┌──
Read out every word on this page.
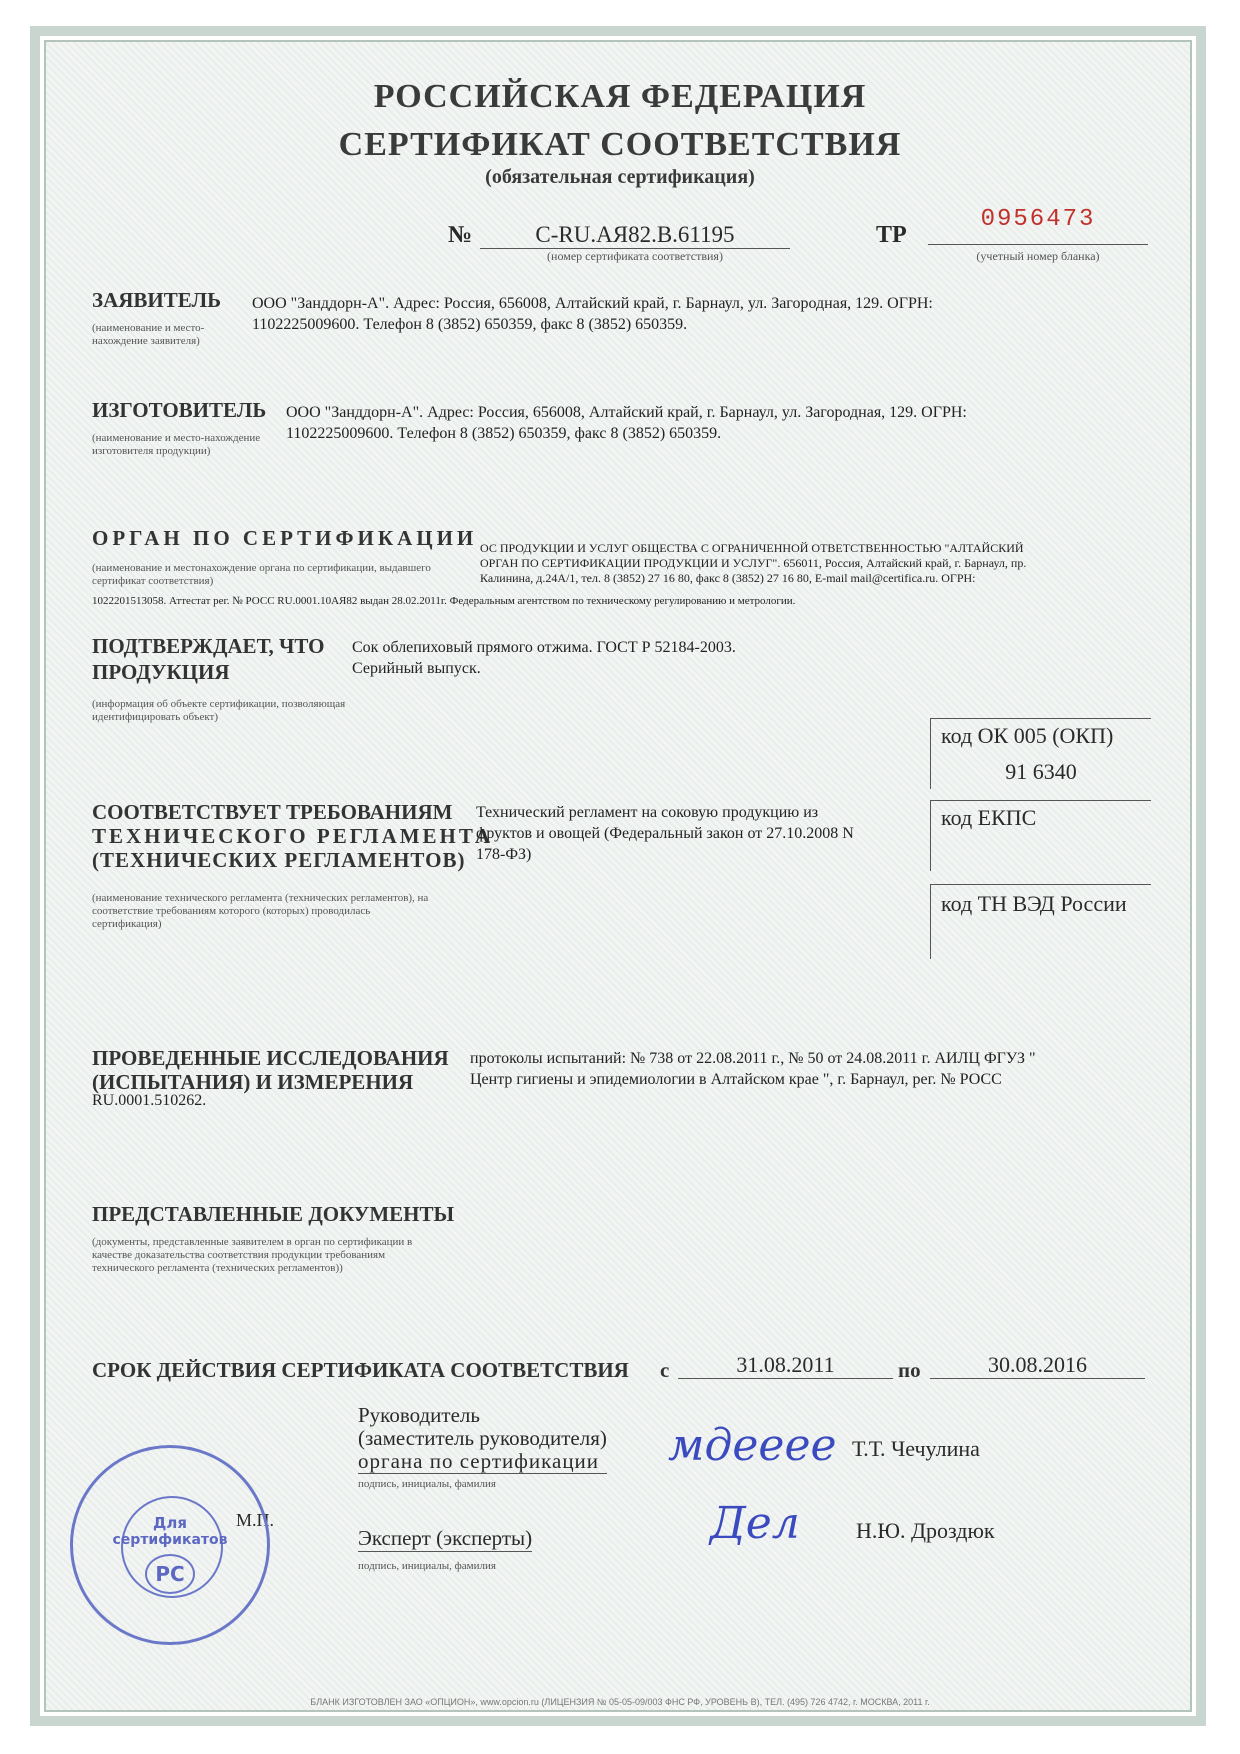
РОССИЙСКАЯ ФЕДЕРАЦИЯ
СЕРТИФИКАТ СООТВЕТСТВИЯ
(обязательная сертификация)
№	C-RU.АЯ82.В.61195
(номер сертификата соответствия)
ТР
0956473
(учетный номер бланка)
ЗАЯВИТЕЛЬ
(наименование и место-нахождение заявителя)
ООО "Занддорн-А". Адрес: Россия, 656008, Алтайский край, г. Барнаул, ул. Загородная, 129. ОГРН:
1102225009600. Телефон 8 (3852) 650359, факс 8 (3852) 650359.
ИЗГОТОВИТЕЛЬ
(наименование и место-нахождение изготовителя продукции)
ООО "Занддорн-А". Адрес: Россия, 656008, Алтайский край, г. Барнаул, ул. Загородная, 129. ОГРН:
1102225009600. Телефон 8 (3852) 650359, факс 8 (3852) 650359.
ОРГАН ПО СЕРТИФИКАЦИИ
(наименование и местонахождение органа по сертификации, выдавшего сертификат соответствия)
ОС ПРОДУКЦИИ И УСЛУГ ОБЩЕСТВА С ОГРАНИЧЕННОЙ ОТВЕТСТВЕННОСТЬЮ "АЛТАЙСКИЙ
ОРГАН ПО СЕРТИФИКАЦИИ ПРОДУКЦИИ И УСЛУГ". 656011, Россия, Алтайский край, г. Барнаул, пр.
Калинина, д.24А/1, тел. 8 (3852) 27 16 80, факс 8 (3852) 27 16 80, E-mail mail@certifica.ru. ОГРН:
1022201513058. Аттестат рег. № РОСС RU.0001.10АЯ82 выдан 28.02.2011г. Федеральным агентством по техническому регулированию и метрологии.
ПОДТВЕРЖДАЕТ, ЧТО
ПРОДУКЦИЯ
(информация об объекте сертификации, позволяющая идентифицировать объект)
Сок облепиховый прямого отжима. ГОСТ Р 52184-2003.
Серийный выпуск.
код ОК 005 (ОКП)
91 6340
код ЕКПС
код ТН ВЭД России
СООТВЕТСТВУЕТ ТРЕБОВАНИЯМ
ТЕХНИЧЕСКОГО РЕГЛАМЕНТА
(ТЕХНИЧЕСКИХ РЕГЛАМЕНТОВ)
(наименование технического регламента (технических регламентов), на соответствие требованиям которого (которых) проводилась сертификация)
Технический регламент на соковую продукцию из
фруктов и овощей (Федеральный закон от 27.10.2008 N
178-ФЗ)
ПРОВЕДЕННЫЕ ИССЛЕДОВАНИЯ
(ИСПЫТАНИЯ) И ИЗМЕРЕНИЯ
протоколы испытаний: № 738 от 22.08.2011 г., № 50 от 24.08.2011 г. АИЛЦ ФГУЗ "
Центр гигиены и эпидемиологии в Алтайском крае ", г. Барнаул, рег. № РОСС
RU.0001.510262.
ПРЕДСТАВЛЕННЫЕ ДОКУМЕНТЫ
(документы, представленные заявителем в орган по сертификации в качестве доказательства соответствия продукции требованиям технического регламента (технических регламентов))
СРОК ДЕЙСТВИЯ СЕРТИФИКАТА СООТВЕТСТВИЯ с	31.08.2011	по	30.08.2016
Руководитель
(заместитель руководителя)
органа по сертификации
подпись, инициалы, фамилия
мдееее Т.Т. Чечулина
М.П.
Эксперт (эксперты)
подпись, инициалы, фамилия
Дел	Н.Ю. Дроздюк
Для
сертификатов
РС
БЛАНК ИЗГОТОВЛЕН ЗАО «ОПЦИОН», www.opcion.ru (ЛИЦЕНЗИЯ № 05-05-09/003 ФНС РФ, УРОВЕНЬ В), ТЕЛ. (495) 726 4742, г. МОСКВА, 2011 г.
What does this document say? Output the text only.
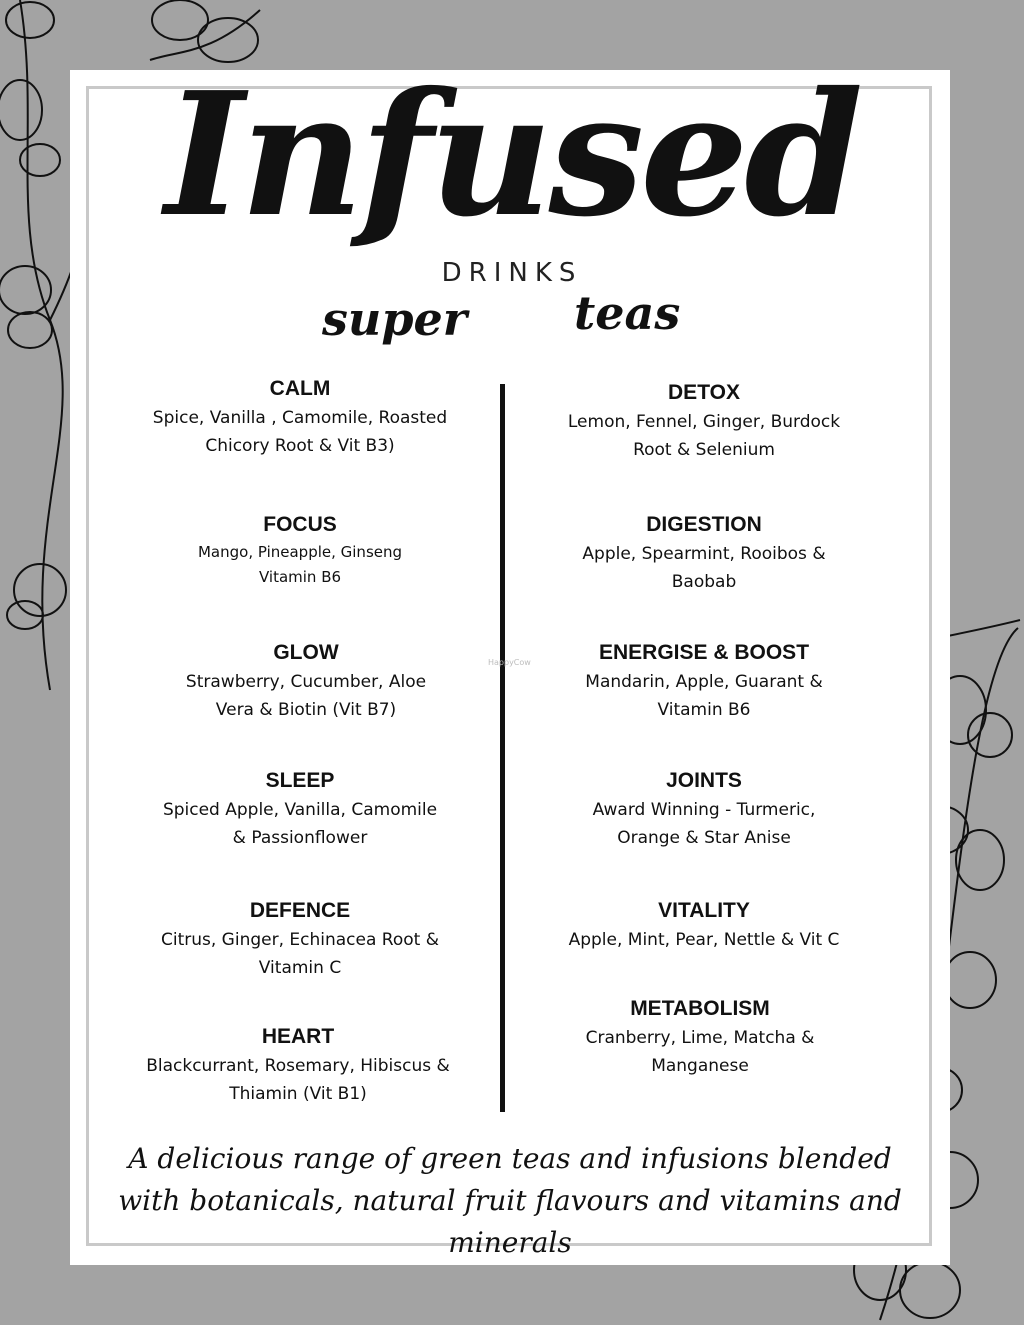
Infused
DRINKS
super teas
CALM
Spice, Vanilla , Camomile, Roasted Chicory Root & Vit B3)
FOCUS
Mango, Pineapple, Ginseng Vitamin B6
GLOW
Strawberry, Cucumber, Aloe Vera & Biotin (Vit B7)
SLEEP
Spiced Apple, Vanilla, Camomile & Passionflower
DEFENCE
Citrus, Ginger, Echinacea Root & Vitamin C
HEART
Blackcurrant, Rosemary, Hibiscus & Thiamin (Vit B1)
DETOX
Lemon, Fennel, Ginger, Burdock Root & Selenium
DIGESTION
Apple, Spearmint, Rooibos & Baobab
ENERGISE & BOOST
Mandarin, Apple, Guarant & Vitamin B6
JOINTS
Award Winning - Turmeric, Orange & Star Anise
VITALITY
Apple, Mint, Pear, Nettle & Vit C
METABOLISM
Cranberry, Lime, Matcha & Manganese
HappyCow
A delicious range of green teas and infusions blended with botanicals, natural fruit flavours and vitamins and minerals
└──
From the records above, pull out every line containing the word "Барнаул".

ООО "Занддорн-А". Адрес: Россия, 656008, Алтайский край, г. Барнаул, ул. Загородная, 129. ОГРН:
ООО "Занддорн-А". Адрес: Россия, 656008, Алтайский край, г. Барнаул, ул. Загородная, 129. ОГРН:
ОРГАН ПО СЕРТИФИКАЦИИ ПРОДУКЦИИ И УСЛУГ". 656011, Россия, Алтайский край, г. Барнаул, пр.
Центр гигиены и эпидемиологии в Алтайском крае ", г. Барнаул, рег. № РОСС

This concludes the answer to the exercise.